Exercise inputs:
╔══

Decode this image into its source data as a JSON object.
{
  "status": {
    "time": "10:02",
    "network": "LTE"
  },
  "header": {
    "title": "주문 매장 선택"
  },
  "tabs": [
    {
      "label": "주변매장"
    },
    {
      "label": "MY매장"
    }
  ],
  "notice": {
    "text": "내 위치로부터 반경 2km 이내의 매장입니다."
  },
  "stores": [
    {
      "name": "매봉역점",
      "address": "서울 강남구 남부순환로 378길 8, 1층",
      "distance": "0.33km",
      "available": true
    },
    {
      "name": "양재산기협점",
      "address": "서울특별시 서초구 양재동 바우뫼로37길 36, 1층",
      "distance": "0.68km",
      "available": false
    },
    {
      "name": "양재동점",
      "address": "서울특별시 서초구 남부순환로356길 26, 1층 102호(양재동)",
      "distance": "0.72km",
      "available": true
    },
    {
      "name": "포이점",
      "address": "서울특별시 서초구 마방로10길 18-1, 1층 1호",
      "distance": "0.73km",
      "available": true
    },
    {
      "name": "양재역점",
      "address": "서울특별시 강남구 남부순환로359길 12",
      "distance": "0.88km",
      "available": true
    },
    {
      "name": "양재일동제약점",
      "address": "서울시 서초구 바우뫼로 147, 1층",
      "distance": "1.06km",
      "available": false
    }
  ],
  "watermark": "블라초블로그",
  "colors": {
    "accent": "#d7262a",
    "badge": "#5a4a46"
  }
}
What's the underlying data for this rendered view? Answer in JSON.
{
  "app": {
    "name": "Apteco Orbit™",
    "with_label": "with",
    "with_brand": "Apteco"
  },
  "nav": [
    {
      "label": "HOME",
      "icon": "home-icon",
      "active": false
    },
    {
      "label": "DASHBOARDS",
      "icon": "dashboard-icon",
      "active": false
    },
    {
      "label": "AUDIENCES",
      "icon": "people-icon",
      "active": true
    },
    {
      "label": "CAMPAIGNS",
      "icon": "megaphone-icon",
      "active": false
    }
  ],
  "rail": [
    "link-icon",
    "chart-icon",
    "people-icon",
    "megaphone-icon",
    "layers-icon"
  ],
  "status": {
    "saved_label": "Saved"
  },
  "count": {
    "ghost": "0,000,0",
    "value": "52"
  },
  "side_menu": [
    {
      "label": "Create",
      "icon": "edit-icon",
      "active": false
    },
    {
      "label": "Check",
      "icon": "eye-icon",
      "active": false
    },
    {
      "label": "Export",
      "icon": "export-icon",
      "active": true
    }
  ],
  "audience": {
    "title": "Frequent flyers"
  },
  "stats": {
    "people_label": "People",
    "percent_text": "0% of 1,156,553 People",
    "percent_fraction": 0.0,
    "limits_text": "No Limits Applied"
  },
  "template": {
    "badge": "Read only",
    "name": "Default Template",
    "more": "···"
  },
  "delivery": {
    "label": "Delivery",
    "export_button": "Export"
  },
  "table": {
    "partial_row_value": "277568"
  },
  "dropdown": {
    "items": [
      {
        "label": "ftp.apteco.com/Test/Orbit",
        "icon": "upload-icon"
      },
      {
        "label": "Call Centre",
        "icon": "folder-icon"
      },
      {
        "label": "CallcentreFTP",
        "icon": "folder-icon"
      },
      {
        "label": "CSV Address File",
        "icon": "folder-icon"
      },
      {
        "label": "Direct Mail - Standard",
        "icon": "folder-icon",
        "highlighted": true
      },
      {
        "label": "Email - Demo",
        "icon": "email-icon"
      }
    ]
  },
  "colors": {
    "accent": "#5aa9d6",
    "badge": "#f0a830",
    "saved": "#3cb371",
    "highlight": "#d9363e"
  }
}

╚══

Objective: Report the number of lines in the entries above that include the string "distance". Give nothing but the number.

Reply to the exercise: 6